# WHAT THE TASK ASKS:
Reproduce the listing from its first line through the line containing "x-tick-label: 0 <box>303 851 312 867</box>", swapping "data-line" for "plot-line" and leaving all else unchanged.

= = = = =

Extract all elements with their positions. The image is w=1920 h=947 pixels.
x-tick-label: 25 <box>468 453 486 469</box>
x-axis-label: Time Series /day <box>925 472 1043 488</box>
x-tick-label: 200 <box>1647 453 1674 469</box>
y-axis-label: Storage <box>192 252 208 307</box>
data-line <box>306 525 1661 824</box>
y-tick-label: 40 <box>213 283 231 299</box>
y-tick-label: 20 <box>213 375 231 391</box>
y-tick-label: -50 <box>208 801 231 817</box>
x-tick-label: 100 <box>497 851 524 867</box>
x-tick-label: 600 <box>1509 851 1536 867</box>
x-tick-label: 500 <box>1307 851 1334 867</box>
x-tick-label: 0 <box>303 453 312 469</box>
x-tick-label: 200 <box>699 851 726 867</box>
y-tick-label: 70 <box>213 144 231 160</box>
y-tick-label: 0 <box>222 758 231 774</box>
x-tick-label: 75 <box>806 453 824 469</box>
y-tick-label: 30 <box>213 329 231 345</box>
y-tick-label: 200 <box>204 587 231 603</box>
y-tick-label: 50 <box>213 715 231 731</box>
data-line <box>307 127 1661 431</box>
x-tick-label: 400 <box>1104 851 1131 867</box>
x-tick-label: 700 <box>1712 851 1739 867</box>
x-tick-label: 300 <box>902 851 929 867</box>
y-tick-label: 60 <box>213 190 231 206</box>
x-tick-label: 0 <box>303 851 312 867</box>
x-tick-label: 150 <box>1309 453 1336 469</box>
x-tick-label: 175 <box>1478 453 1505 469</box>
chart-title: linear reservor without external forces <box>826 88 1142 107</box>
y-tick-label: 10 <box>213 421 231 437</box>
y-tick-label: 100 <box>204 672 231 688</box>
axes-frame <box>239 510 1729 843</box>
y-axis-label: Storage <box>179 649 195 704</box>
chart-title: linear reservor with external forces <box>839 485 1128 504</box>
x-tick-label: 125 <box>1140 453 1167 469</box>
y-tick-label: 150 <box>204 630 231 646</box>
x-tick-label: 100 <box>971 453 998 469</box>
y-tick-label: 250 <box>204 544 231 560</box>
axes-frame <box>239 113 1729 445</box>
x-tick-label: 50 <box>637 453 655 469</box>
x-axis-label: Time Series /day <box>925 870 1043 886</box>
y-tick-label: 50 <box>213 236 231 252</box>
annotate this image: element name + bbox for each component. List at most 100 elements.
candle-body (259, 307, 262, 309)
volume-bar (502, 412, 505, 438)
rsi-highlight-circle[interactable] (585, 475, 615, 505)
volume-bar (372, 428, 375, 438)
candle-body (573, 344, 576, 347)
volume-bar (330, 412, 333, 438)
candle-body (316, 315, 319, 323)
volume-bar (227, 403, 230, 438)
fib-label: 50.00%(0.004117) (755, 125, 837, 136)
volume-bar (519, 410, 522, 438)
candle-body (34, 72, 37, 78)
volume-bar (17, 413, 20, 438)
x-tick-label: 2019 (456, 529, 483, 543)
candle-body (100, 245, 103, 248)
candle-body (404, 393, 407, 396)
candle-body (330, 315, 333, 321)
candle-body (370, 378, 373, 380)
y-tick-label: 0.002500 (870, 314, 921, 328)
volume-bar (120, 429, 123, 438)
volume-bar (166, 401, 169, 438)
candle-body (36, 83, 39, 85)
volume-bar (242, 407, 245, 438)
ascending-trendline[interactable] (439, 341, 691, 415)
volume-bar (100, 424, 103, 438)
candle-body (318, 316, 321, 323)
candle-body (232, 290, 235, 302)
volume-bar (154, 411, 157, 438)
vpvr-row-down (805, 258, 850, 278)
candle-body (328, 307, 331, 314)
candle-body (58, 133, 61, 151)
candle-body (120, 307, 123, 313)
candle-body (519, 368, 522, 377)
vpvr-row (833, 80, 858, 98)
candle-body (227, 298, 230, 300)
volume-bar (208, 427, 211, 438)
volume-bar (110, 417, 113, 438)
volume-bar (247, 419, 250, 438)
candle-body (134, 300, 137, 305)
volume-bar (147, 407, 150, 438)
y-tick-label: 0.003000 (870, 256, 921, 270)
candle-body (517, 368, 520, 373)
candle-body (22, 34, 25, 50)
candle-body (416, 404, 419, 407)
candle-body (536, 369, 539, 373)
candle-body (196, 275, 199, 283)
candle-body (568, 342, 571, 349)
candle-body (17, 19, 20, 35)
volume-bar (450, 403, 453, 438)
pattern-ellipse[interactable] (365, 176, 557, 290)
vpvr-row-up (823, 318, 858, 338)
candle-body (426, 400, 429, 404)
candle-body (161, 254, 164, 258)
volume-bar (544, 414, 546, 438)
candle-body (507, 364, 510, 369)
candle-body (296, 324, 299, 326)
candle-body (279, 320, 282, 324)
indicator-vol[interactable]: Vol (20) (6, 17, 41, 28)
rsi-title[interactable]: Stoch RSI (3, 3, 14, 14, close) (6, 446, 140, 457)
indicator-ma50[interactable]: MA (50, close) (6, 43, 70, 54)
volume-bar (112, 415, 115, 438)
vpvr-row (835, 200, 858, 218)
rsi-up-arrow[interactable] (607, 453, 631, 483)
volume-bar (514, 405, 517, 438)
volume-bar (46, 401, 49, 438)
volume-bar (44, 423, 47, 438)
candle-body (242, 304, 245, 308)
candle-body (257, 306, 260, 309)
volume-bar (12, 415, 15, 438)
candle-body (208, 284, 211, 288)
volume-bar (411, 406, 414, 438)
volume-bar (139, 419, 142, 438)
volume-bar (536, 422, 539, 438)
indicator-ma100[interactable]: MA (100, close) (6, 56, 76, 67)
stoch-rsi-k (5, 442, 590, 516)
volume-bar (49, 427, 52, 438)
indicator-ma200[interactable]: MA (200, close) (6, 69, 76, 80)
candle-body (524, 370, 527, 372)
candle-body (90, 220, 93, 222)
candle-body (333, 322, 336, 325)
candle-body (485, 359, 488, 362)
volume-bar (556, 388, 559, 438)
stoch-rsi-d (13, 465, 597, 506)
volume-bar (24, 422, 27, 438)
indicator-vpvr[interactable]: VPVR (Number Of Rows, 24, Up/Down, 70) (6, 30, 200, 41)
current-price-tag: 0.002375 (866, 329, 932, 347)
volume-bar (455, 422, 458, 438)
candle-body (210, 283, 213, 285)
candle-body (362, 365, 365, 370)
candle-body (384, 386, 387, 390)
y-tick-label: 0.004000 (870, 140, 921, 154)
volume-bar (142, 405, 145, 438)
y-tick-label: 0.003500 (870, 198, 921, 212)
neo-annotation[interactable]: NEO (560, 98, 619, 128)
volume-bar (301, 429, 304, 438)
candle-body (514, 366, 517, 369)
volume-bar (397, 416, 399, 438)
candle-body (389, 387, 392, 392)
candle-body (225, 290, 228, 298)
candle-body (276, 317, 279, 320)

= = = = =

# SOLUTION BELOW:
Extract all elements with their positions. The image is w=1920 h=947 pixels.
x-tick-label: 25 <box>468 453 486 469</box>
x-axis-label: Time Series /day <box>925 472 1043 488</box>
x-tick-label: 200 <box>1647 453 1674 469</box>
y-axis-label: Storage <box>192 252 208 307</box>
plot-line <box>306 525 1661 824</box>
y-tick-label: 40 <box>213 283 231 299</box>
y-tick-label: 20 <box>213 375 231 391</box>
y-tick-label: -50 <box>208 801 231 817</box>
x-tick-label: 100 <box>497 851 524 867</box>
x-tick-label: 600 <box>1509 851 1536 867</box>
x-tick-label: 500 <box>1307 851 1334 867</box>
x-tick-label: 0 <box>303 453 312 469</box>
x-tick-label: 200 <box>699 851 726 867</box>
y-tick-label: 70 <box>213 144 231 160</box>
y-tick-label: 0 <box>222 758 231 774</box>
x-tick-label: 75 <box>806 453 824 469</box>
y-tick-label: 30 <box>213 329 231 345</box>
y-tick-label: 200 <box>204 587 231 603</box>
y-tick-label: 50 <box>213 715 231 731</box>
plot-line <box>307 127 1661 431</box>
x-tick-label: 400 <box>1104 851 1131 867</box>
x-tick-label: 700 <box>1712 851 1739 867</box>
x-tick-label: 300 <box>902 851 929 867</box>
y-tick-label: 60 <box>213 190 231 206</box>
x-tick-label: 0 <box>303 851 312 867</box>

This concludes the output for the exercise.